TASK INSTRUCTIONS —
1. List every person named in the article below about the documentary Among the Believers.
2. Please extend the article below about the documentary Among the Believers, starting after its final sentence.

TEXT PASSAGE —
** begin **
Tribeca Interviews: ‘Among the Believers’ Questions If There’s A Way Out of Future Terrorist Attacks in Pakistan
When teenage student Zarina escaped from the Red Mosque, she threw her mandatory burqa behind her. Staring defiantly into the camera, she said, “They are not Muslims, they are infidels,” explaining why she jumped off the back wall of the enclosed community, away from the politics that shadowed her love for Islam.
Among the Believers is a behind-the-scenes look at the Red Mosque, a controversial Islamic institution training thousands of students to wage jihad (holy war) against those who don’t agree with its conservative teachings. Co-directed by Hemal Trivedi and Mohammed “Mo” Ali Naqvi, this documentary chronicles how being on the conservative or moderate side of this ideological war has become a life or death situation. In the past decade, terrorist attacks in Pakistani cities have amassed to 50,000 deaths. The result of vigilante Islamic extremism has also internally displaced one million people, making them refugees in their own country.
Between 2009 and 2014, the camera follows Abdul Aziz Ghazi, the lead cleric for the Red Mosque as well as a staunch ISIS and Taliban supporter. Opposing him is Dr. Pervez Hoodbhoy, a physics professor and national security analyst, who believes that giving students books rather than guns is a more effective education. Caught in the crossfire are two teenage students, both of whom were 12 at the start of filming: Talha, a member of the Red Mosque, and the aforementioned Zarina, a student at a local school.
In Pakistan, Muslim beliefs can fall anywhere in the spectrum from conservative, to moderate, to non-practicing, just as there are variations in religions in other countries. An individual’s commitment to religion is not something to be patronized or underestimated; a spiritual journey is personal. But when innocent children are getting killed as a result of someone’s beliefs, the line has been crossed. So is there a solution in a country where Abdul Aziz says that the only way that peace can be achieved is if the Pakistani government upholds Shariah laws?
In the film, Dr. Pervez speaks to a group of protesters against the Red Mosque, saying that the main way to circumvent needless deaths is to bolster the education system. This means making schools where students learn mathematics and history, perhaps in combination with religion, more affordable. Without this change, the call of free education from the Red Mosque will continue to sound welcoming, rather than the community acknowledging the preparation for proselytizing hate and single-mindedness.
** end **
SOURCE DATA —
** begin **
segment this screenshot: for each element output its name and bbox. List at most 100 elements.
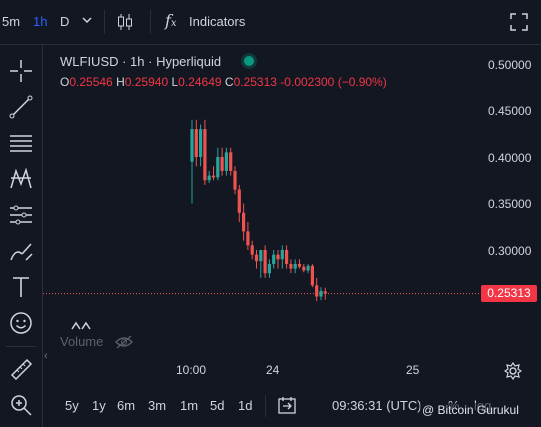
** end **
RESULTS OF THE EXERCISE —
1. Zarina; Hemal Trivedi; Mohammed "Mo" Ali Naqvi; Abdul Aziz Ghazi; Dr. Pervez Hoodbhoy; Talha

2.
The co-directors’ coverage of five years of religious turmoil in Pakistan is comprehensive, it’s clear that much effort went into giving each side a voice. Although there is no blanket solution to this ideological war, a little comfort is provided knowing that as of Jan. 2015, Abdul Aziz has been placed under house arrest. Unfortunately for Zarina, the potential threat for her school to be bombed by religious zealots closes its doors, simultaneously ending her opportunity for a childhood. She is married and has her first child before the age of 14. Talha leaves the Red Mosque and is studying at another school, learning Arabic. For Talha, there luckily was an exit route, but for some there is only the reality of their finality. One Red Mosque protester’s sign says simply, “The smallest coffins are the heaviest.”
In the U.S., there’s a place we know similar to the Red Mosque where in exchange for behavioral restrictions, clothes are free, food is comped and there’s a roof over your head. It’s called jail. To be taught scripture without knowing the meaning behind the words breeds soldiers rather than students. In fact, ideological imprisonment may be worse than physical containment. Without external knowledge, malnourished free will may disappear altogether.
The day after Among the Believers had its Tribeca Film Festival premiere on April 17, I had the pleasure of meeting both Trivedi and Naqvi at the offices of Susan Norget Film Production, where we spoke about the film’s fundamentals.
GALO: How did the Red Mosque become the focus for this film, and where did you find so many varied perspectives about this conservative institution?
Mohammed “Mo” Ali Naqvi: Well, I am from Pakistan. I grew up in Karachi, so the Red Mosque for us was a very important point of contemporary history, especially in the last 15 years. The Red Mosque was this watershed incident in Pakistan, which really did divide the country in two. Rudimentary wise, on one side, you had the more extremist conservative people who kind of supported the Red Mosque and its activities, and then there are more moderates. Even for me to just say that is not necessarily fair, because ideologically, like any religion, there are people across the spectrum.
So the way this started was that my co-director, Hemal, she lost a friend of hers in the Mumbai terror attacks in 2008. She grew up with a very specific narrative about Pakistan. She’s from a conservative family and she’s from India, and the terrorist group that was found to be responsible for the Mumbai terrorist attacks was from Pakistan as well. So she wanted to investigate for herself why someone would do that, what were the origins of such hate? So that was the impetus for her to go into Pakistan, and she basically started investigating and came to realize that some of the biggest victims of terrorism are Pakistanis themselves, you know, and that’s true. That’s what I lived through growing up, especially the last 15 years.
I am, of course, a Muslim from Pakistan and when I decided to partner up and co-direct this film, it was very important that it not be polemic — that it actually be a proper understanding. Otherwise, what’s really popular in the media worldwide is this really blindsided dialogue, and I don’t think that actually advances everything.
To really fight extremism, you have to look at the just causes. As a Pakistani, I had already known about madrasas [an educational institution, sometimes with a religious component], and it’s important to see how this ideology plays out in education. And I think that when Hemal had come to Pakistan in 2009 and began production, she had visited this private school that was being run in this village. And in that, she met the village chief who runs the school and we actually started following several students. But Zarina, her story really popped because she was a striking girl, very brave at such a young age — and she actually ran away from the Red Mosque and that stuck out to us.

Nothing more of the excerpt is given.